Supplied data:
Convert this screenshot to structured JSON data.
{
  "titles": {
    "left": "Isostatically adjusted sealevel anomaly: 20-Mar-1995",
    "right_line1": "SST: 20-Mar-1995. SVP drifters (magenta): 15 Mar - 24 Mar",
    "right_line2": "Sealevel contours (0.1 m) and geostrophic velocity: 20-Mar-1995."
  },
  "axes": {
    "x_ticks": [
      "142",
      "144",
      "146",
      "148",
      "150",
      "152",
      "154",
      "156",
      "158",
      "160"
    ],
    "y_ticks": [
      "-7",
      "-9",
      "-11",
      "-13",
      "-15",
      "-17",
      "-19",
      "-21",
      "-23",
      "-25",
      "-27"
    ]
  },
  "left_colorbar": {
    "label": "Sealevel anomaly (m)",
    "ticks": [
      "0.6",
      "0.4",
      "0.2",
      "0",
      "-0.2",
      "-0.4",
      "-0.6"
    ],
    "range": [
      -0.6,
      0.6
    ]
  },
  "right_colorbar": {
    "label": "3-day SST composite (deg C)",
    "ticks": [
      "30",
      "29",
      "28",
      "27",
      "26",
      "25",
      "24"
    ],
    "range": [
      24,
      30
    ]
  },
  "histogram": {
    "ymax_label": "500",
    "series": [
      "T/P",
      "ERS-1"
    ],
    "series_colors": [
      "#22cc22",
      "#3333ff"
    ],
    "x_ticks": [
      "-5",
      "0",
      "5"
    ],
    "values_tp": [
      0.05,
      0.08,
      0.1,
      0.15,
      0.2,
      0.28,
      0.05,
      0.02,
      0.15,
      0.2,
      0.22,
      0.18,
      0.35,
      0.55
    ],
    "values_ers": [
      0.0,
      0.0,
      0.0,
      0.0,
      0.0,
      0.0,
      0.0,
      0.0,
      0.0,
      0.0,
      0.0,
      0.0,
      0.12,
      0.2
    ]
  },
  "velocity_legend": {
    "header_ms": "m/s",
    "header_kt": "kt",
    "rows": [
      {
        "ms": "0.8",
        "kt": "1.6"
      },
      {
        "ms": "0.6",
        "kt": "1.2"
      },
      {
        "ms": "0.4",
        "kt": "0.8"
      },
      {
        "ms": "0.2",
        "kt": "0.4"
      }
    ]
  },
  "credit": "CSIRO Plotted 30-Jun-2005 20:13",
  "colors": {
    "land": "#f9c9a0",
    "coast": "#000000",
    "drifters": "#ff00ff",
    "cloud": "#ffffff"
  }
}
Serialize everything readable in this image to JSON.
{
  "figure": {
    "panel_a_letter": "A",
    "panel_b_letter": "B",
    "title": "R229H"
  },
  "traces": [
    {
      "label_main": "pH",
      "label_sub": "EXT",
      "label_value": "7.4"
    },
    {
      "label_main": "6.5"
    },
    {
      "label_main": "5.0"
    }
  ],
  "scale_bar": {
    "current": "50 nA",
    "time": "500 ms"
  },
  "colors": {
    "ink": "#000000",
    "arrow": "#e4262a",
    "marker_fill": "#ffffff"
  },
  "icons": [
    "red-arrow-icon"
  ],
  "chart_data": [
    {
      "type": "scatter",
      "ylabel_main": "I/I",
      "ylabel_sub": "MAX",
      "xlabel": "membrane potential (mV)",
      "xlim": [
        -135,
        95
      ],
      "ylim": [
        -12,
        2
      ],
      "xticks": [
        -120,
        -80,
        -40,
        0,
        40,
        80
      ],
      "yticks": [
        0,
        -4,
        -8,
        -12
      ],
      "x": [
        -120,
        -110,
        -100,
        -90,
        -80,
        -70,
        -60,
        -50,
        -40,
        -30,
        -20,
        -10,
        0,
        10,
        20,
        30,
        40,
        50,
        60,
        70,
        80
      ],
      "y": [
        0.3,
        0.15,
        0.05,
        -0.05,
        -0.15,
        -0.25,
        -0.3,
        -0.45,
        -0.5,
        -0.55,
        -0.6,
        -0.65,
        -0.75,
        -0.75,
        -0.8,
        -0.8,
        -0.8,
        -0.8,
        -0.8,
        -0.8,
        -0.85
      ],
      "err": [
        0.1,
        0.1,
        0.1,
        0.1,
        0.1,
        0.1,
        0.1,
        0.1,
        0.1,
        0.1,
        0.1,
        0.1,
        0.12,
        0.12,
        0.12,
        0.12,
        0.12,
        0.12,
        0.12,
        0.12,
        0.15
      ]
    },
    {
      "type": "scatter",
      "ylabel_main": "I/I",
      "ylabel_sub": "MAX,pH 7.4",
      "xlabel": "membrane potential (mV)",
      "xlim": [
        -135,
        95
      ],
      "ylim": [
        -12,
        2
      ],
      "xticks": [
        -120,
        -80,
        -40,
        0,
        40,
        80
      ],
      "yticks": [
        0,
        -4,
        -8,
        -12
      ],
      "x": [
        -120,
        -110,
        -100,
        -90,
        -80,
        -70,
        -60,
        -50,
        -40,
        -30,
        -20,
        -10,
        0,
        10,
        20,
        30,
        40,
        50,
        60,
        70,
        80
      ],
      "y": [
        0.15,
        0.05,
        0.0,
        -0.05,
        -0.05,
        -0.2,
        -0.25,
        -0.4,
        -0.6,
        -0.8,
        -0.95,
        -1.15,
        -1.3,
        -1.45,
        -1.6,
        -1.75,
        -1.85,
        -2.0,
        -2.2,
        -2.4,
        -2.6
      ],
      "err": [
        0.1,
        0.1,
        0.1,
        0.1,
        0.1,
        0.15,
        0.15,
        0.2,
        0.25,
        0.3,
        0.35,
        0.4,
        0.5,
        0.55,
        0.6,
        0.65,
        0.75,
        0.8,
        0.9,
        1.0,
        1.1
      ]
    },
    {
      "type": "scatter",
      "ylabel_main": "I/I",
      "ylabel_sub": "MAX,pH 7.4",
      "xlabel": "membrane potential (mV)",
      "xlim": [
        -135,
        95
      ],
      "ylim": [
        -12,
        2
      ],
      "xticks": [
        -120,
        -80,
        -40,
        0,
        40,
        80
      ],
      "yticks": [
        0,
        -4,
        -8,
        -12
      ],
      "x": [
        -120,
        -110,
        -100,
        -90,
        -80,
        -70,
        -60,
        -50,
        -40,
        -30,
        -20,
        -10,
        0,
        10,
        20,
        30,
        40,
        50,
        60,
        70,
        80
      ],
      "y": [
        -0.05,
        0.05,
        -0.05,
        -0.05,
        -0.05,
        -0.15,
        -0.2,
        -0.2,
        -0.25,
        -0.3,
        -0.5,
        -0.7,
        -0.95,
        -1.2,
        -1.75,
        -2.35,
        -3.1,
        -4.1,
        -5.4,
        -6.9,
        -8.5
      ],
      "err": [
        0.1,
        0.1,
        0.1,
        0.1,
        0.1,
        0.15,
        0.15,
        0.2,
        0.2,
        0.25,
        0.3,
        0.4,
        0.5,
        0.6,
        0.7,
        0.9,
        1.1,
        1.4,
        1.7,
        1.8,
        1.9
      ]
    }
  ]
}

Short exercise: All of the entries above need to be reproduced exactly.

Written response:
Convert this screenshot to structured JSON data.
{
  "titles": {
    "left": "Isostatically adjusted sealevel anomaly: 20-Mar-1995",
    "right_line1": "SST: 20-Mar-1995. SVP drifters (magenta): 15 Mar - 24 Mar",
    "right_line2": "Sealevel contours (0.1 m) and geostrophic velocity: 20-Mar-1995."
  },
  "axes": {
    "x_ticks": [
      "142",
      "144",
      "146",
      "148",
      "150",
      "152",
      "154",
      "156",
      "158",
      "160"
    ],
    "y_ticks": [
      "-7",
      "-9",
      "-11",
      "-13",
      "-15",
      "-17",
      "-19",
      "-21",
      "-23",
      "-25",
      "-27"
    ]
  },
  "left_colorbar": {
    "label": "Sealevel anomaly (m)",
    "ticks": [
      "0.6",
      "0.4",
      "0.2",
      "0",
      "-0.2",
      "-0.4",
      "-0.6"
    ],
    "range": [
      -0.6,
      0.6
    ]
  },
  "right_colorbar": {
    "label": "3-day SST composite (deg C)",
    "ticks": [
      "30",
      "29",
      "28",
      "27",
      "26",
      "25",
      "24"
    ],
    "range": [
      24,
      30
    ]
  },
  "histogram": {
    "ymax_label": "500",
    "series": [
      "T/P",
      "ERS-1"
    ],
    "series_colors": [
      "#22cc22",
      "#3333ff"
    ],
    "x_ticks": [
      "-5",
      "0",
      "5"
    ],
    "values_tp": [
      0.05,
      0.08,
      0.1,
      0.15,
      0.2,
      0.28,
      0.05,
      0.02,
      0.15,
      0.2,
      0.22,
      0.18,
      0.35,
      0.55
    ],
    "values_ers": [
      0.0,
      0.0,
      0.0,
      0.0,
      0.0,
      0.0,
      0.0,
      0.0,
      0.0,
      0.0,
      0.0,
      0.0,
      0.12,
      0.2
    ]
  },
  "velocity_legend": {
    "header_ms": "m/s",
    "header_kt": "kt",
    "rows": [
      {
        "ms": "0.8",
        "kt": "1.6"
      },
      {
        "ms": "0.6",
        "kt": "1.2"
      },
      {
        "ms": "0.4",
        "kt": "0.8"
      },
      {
        "ms": "0.2",
        "kt": "0.4"
      }
    ]
  },
  "credit": "CSIRO Plotted 30-Jun-2005 20:13",
  "colors": {
    "land": "#f9c9a0",
    "coast": "#000000",
    "drifters": "#ff00ff",
    "cloud": "#ffffff"
  }
}
Serialize everything readable in this image to JSON.
{
  "figure": {
    "panel_a_letter": "A",
    "panel_b_letter": "B",
    "title": "R229H"
  },
  "traces": [
    {
      "label_main": "pH",
      "label_sub": "EXT",
      "label_value": "7.4"
    },
    {
      "label_main": "6.5"
    },
    {
      "label_main": "5.0"
    }
  ],
  "scale_bar": {
    "current": "50 nA",
    "time": "500 ms"
  },
  "colors": {
    "ink": "#000000",
    "arrow": "#e4262a",
    "marker_fill": "#ffffff"
  },
  "icons": [
    "red-arrow-icon"
  ],
  "chart_data": [
    {
      "type": "scatter",
      "ylabel_main": "I/I",
      "ylabel_sub": "MAX",
      "xlabel": "membrane potential (mV)",
      "xlim": [
        -135,
        95
      ],
      "ylim": [
        -12,
        2
      ],
      "xticks": [
        -120,
        -80,
        -40,
        0,
        40,
        80
      ],
      "yticks": [
        0,
        -4,
        -8,
        -12
      ],
      "x": [
        -120,
        -110,
        -100,
        -90,
        -80,
        -70,
        -60,
        -50,
        -40,
        -30,
        -20,
        -10,
        0,
        10,
        20,
        30,
        40,
        50,
        60,
        70,
        80
      ],
      "y": [
        0.3,
        0.15,
        0.05,
        -0.05,
        -0.15,
        -0.25,
        -0.3,
        -0.45,
        -0.5,
        -0.55,
        -0.6,
        -0.65,
        -0.75,
        -0.75,
        -0.8,
        -0.8,
        -0.8,
        -0.8,
        -0.8,
        -0.8,
        -0.85
      ],
      "err": [
        0.1,
        0.1,
        0.1,
        0.1,
        0.1,
        0.1,
        0.1,
        0.1,
        0.1,
        0.1,
        0.1,
        0.1,
        0.12,
        0.12,
        0.12,
        0.12,
        0.12,
        0.12,
        0.12,
        0.12,
        0.15
      ]
    },
    {
      "type": "scatter",
      "ylabel_main": "I/I",
      "ylabel_sub": "MAX,pH 7.4",
      "xlabel": "membrane potential (mV)",
      "xlim": [
        -135,
        95
      ],
      "ylim": [
        -12,
        2
      ],
      "xticks": [
        -120,
        -80,
        -40,
        0,
        40,
        80
      ],
      "yticks": [
        0,
        -4,
        -8,
        -12
      ],
      "x": [
        -120,
        -110,
        -100,
        -90,
        -80,
        -70,
        -60,
        -50,
        -40,
        -30,
        -20,
        -10,
        0,
        10,
        20,
        30,
        40,
        50,
        60,
        70,
        80
      ],
      "y": [
        0.15,
        0.05,
        0.0,
        -0.05,
        -0.05,
        -0.2,
        -0.25,
        -0.4,
        -0.6,
        -0.8,
        -0.95,
        -1.15,
        -1.3,
        -1.45,
        -1.6,
        -1.75,
        -1.85,
        -2.0,
        -2.2,
        -2.4,
        -2.6
      ],
      "err": [
        0.1,
        0.1,
        0.1,
        0.1,
        0.1,
        0.15,
        0.15,
        0.2,
        0.25,
        0.3,
        0.35,
        0.4,
        0.5,
        0.55,
        0.6,
        0.65,
        0.75,
        0.8,
        0.9,
        1.0,
        1.1
      ]
    },
    {
      "type": "scatter",
      "ylabel_main": "I/I",
      "ylabel_sub": "MAX,pH 7.4",
      "xlabel": "membrane potential (mV)",
      "xlim": [
        -135,
        95
      ],
      "ylim": [
        -12,
        2
      ],
      "xticks": [
        -120,
        -80,
        -40,
        0,
        40,
        80
      ],
      "yticks": [
        0,
        -4,
        -8,
        -12
      ],
      "x": [
        -120,
        -110,
        -100,
        -90,
        -80,
        -70,
        -60,
        -50,
        -40,
        -30,
        -20,
        -10,
        0,
        10,
        20,
        30,
        40,
        50,
        60,
        70,
        80
      ],
      "y": [
        -0.05,
        0.05,
        -0.05,
        -0.05,
        -0.05,
        -0.15,
        -0.2,
        -0.2,
        -0.25,
        -0.3,
        -0.5,
        -0.7,
        -0.95,
        -1.2,
        -1.75,
        -2.35,
        -3.1,
        -4.1,
        -5.4,
        -6.9,
        -8.5
      ],
      "err": [
        0.1,
        0.1,
        0.1,
        0.1,
        0.1,
        0.15,
        0.15,
        0.2,
        0.2,
        0.25,
        0.3,
        0.4,
        0.5,
        0.6,
        0.7,
        0.9,
        1.1,
        1.4,
        1.7,
        1.8,
        1.9
      ]
    }
  ]
}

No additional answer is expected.